**WHAT IS EXPECTED**:
Below are the records; reproduce all of them exactly but without any images.

**MATERIAL FOR THIS EXERCISE**:
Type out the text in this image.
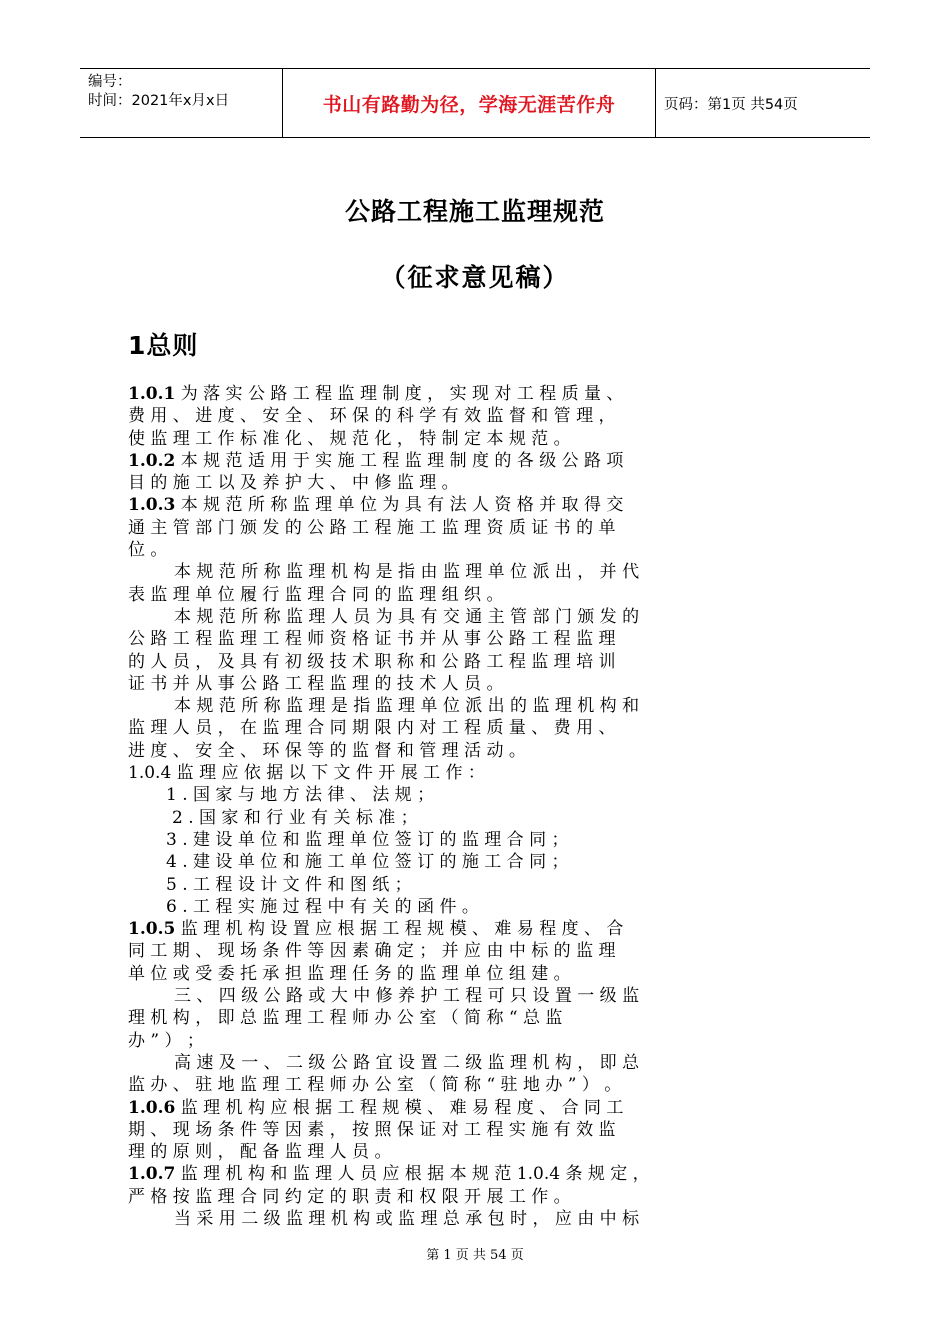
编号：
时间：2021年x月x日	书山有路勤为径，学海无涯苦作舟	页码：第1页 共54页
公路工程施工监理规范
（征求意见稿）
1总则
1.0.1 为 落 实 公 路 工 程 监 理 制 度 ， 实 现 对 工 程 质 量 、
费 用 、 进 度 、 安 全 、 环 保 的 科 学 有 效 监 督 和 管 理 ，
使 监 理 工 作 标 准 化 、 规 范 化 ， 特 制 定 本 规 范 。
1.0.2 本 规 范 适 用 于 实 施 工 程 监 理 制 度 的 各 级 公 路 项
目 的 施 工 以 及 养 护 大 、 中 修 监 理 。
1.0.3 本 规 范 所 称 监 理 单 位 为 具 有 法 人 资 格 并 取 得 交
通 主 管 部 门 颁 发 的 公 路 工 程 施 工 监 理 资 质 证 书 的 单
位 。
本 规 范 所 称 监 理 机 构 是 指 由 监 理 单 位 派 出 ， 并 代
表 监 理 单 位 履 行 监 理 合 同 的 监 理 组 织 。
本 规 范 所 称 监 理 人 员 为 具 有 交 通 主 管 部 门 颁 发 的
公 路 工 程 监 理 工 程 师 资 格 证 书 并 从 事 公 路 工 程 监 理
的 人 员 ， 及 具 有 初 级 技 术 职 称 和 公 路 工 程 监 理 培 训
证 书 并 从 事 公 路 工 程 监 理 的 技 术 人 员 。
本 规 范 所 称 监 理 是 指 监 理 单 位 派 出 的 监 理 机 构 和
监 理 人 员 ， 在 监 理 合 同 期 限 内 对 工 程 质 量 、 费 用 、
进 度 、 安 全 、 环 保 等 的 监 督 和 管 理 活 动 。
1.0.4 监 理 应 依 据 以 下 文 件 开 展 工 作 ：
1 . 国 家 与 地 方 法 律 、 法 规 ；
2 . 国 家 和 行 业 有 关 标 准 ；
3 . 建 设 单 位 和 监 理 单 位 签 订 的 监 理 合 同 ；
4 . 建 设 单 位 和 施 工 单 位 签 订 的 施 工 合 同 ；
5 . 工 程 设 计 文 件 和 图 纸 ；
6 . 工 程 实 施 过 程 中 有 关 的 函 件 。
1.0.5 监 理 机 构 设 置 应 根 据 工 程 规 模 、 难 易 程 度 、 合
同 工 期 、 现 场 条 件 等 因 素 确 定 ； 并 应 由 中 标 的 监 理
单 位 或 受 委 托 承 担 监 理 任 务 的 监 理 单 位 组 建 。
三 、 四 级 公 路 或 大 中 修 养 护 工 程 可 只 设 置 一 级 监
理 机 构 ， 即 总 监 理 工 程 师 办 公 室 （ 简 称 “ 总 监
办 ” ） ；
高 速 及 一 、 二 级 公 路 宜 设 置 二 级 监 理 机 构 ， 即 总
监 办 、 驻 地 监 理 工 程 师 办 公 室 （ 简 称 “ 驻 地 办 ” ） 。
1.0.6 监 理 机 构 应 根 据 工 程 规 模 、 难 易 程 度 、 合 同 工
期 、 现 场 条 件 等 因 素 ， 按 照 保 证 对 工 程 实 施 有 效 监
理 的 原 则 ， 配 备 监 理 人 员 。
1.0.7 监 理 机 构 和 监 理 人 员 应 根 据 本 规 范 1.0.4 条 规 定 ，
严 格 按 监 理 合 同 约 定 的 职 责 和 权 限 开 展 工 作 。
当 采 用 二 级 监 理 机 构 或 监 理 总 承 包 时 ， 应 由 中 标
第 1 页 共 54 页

**SOLUTION TO THE EXERCISE**:
Type out the text in this image.
编号：
时间：2021年x月x日	书山有路勤为径，学海无涯苦作舟	页码：第1页 共54页
公路工程施工监理规范
（征求意见稿）
1总则
1.0.1 为 落 实 公 路 工 程 监 理 制 度 ， 实 现 对 工 程 质 量 、
费 用 、 进 度 、 安 全 、 环 保 的 科 学 有 效 监 督 和 管 理 ，
使 监 理 工 作 标 准 化 、 规 范 化 ， 特 制 定 本 规 范 。
1.0.2 本 规 范 适 用 于 实 施 工 程 监 理 制 度 的 各 级 公 路 项
目 的 施 工 以 及 养 护 大 、 中 修 监 理 。
1.0.3 本 规 范 所 称 监 理 单 位 为 具 有 法 人 资 格 并 取 得 交
通 主 管 部 门 颁 发 的 公 路 工 程 施 工 监 理 资 质 证 书 的 单
位 。
本 规 范 所 称 监 理 机 构 是 指 由 监 理 单 位 派 出 ， 并 代
表 监 理 单 位 履 行 监 理 合 同 的 监 理 组 织 。
本 规 范 所 称 监 理 人 员 为 具 有 交 通 主 管 部 门 颁 发 的
公 路 工 程 监 理 工 程 师 资 格 证 书 并 从 事 公 路 工 程 监 理
的 人 员 ， 及 具 有 初 级 技 术 职 称 和 公 路 工 程 监 理 培 训
证 书 并 从 事 公 路 工 程 监 理 的 技 术 人 员 。
本 规 范 所 称 监 理 是 指 监 理 单 位 派 出 的 监 理 机 构 和
监 理 人 员 ， 在 监 理 合 同 期 限 内 对 工 程 质 量 、 费 用 、
进 度 、 安 全 、 环 保 等 的 监 督 和 管 理 活 动 。
1.0.4 监 理 应 依 据 以 下 文 件 开 展 工 作 ：
1 . 国 家 与 地 方 法 律 、 法 规 ；
2 . 国 家 和 行 业 有 关 标 准 ；
3 . 建 设 单 位 和 监 理 单 位 签 订 的 监 理 合 同 ；
4 . 建 设 单 位 和 施 工 单 位 签 订 的 施 工 合 同 ；
5 . 工 程 设 计 文 件 和 图 纸 ；
6 . 工 程 实 施 过 程 中 有 关 的 函 件 。
1.0.5 监 理 机 构 设 置 应 根 据 工 程 规 模 、 难 易 程 度 、 合
同 工 期 、 现 场 条 件 等 因 素 确 定 ； 并 应 由 中 标 的 监 理
单 位 或 受 委 托 承 担 监 理 任 务 的 监 理 单 位 组 建 。
三 、 四 级 公 路 或 大 中 修 养 护 工 程 可 只 设 置 一 级 监
理 机 构 ， 即 总 监 理 工 程 师 办 公 室 （ 简 称 “ 总 监
办 ” ） ；
高 速 及 一 、 二 级 公 路 宜 设 置 二 级 监 理 机 构 ， 即 总
监 办 、 驻 地 监 理 工 程 师 办 公 室 （ 简 称 “ 驻 地 办 ” ） 。
1.0.6 监 理 机 构 应 根 据 工 程 规 模 、 难 易 程 度 、 合 同 工
期 、 现 场 条 件 等 因 素 ， 按 照 保 证 对 工 程 实 施 有 效 监
理 的 原 则 ， 配 备 监 理 人 员 。
1.0.7 监 理 机 构 和 监 理 人 员 应 根 据 本 规 范 1.0.4 条 规 定 ，
严 格 按 监 理 合 同 约 定 的 职 责 和 权 限 开 展 工 作 。
当 采 用 二 级 监 理 机 构 或 监 理 总 承 包 时 ， 应 由 中 标
第 1 页 共 54 页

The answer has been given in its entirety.